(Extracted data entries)

*-*-*

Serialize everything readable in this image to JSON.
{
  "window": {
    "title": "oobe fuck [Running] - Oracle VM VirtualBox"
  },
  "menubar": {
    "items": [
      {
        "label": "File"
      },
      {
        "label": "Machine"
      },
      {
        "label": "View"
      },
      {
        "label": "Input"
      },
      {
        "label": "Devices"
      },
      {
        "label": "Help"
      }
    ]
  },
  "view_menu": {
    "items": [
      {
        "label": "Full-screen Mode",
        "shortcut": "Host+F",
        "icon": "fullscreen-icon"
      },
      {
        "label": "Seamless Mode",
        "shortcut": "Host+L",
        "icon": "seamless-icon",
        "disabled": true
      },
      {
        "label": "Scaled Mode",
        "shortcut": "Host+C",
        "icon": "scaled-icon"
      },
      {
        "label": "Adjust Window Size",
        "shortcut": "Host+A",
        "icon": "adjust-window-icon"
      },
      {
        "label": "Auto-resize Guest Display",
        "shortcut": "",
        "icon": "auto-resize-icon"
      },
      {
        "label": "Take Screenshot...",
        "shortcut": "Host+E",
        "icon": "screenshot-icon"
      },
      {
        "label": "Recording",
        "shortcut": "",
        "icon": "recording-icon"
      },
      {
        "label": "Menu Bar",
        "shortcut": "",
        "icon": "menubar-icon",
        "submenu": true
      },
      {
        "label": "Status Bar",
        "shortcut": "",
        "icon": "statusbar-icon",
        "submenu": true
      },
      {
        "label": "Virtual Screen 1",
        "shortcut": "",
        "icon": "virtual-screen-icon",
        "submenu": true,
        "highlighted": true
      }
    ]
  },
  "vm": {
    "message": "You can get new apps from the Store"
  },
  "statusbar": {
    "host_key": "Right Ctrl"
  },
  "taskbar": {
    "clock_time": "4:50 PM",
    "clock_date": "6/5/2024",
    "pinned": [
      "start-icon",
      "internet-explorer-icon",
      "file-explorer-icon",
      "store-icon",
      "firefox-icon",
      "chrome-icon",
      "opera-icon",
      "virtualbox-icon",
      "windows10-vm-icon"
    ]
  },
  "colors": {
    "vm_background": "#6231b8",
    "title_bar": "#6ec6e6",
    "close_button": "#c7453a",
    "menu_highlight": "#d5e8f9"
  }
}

*-*-*

Copy the records above exactly as they appear.

• _EXERCISE RESPONSE_:
Serialize everything readable in this image to JSON.
{
  "window": {
    "title": "oobe fuck [Running] - Oracle VM VirtualBox"
  },
  "menubar": {
    "items": [
      {
        "label": "File"
      },
      {
        "label": "Machine"
      },
      {
        "label": "View"
      },
      {
        "label": "Input"
      },
      {
        "label": "Devices"
      },
      {
        "label": "Help"
      }
    ]
  },
  "view_menu": {
    "items": [
      {
        "label": "Full-screen Mode",
        "shortcut": "Host+F",
        "icon": "fullscreen-icon"
      },
      {
        "label": "Seamless Mode",
        "shortcut": "Host+L",
        "icon": "seamless-icon",
        "disabled": true
      },
      {
        "label": "Scaled Mode",
        "shortcut": "Host+C",
        "icon": "scaled-icon"
      },
      {
        "label": "Adjust Window Size",
        "shortcut": "Host+A",
        "icon": "adjust-window-icon"
      },
      {
        "label": "Auto-resize Guest Display",
        "shortcut": "",
        "icon": "auto-resize-icon"
      },
      {
        "label": "Take Screenshot...",
        "shortcut": "Host+E",
        "icon": "screenshot-icon"
      },
      {
        "label": "Recording",
        "shortcut": "",
        "icon": "recording-icon"
      },
      {
        "label": "Menu Bar",
        "shortcut": "",
        "icon": "menubar-icon",
        "submenu": true
      },
      {
        "label": "Status Bar",
        "shortcut": "",
        "icon": "statusbar-icon",
        "submenu": true
      },
      {
        "label": "Virtual Screen 1",
        "shortcut": "",
        "icon": "virtual-screen-icon",
        "submenu": true,
        "highlighted": true
      }
    ]
  },
  "vm": {
    "message": "You can get new apps from the Store"
  },
  "statusbar": {
    "host_key": "Right Ctrl"
  },
  "taskbar": {
    "clock_time": "4:50 PM",
    "clock_date": "6/5/2024",
    "pinned": [
      "start-icon",
      "internet-explorer-icon",
      "file-explorer-icon",
      "store-icon",
      "firefox-icon",
      "chrome-icon",
      "opera-icon",
      "virtualbox-icon",
      "windows10-vm-icon"
    ]
  },
  "colors": {
    "vm_background": "#6231b8",
    "title_bar": "#6ec6e6",
    "close_button": "#c7453a",
    "menu_highlight": "#d5e8f9"
  }
}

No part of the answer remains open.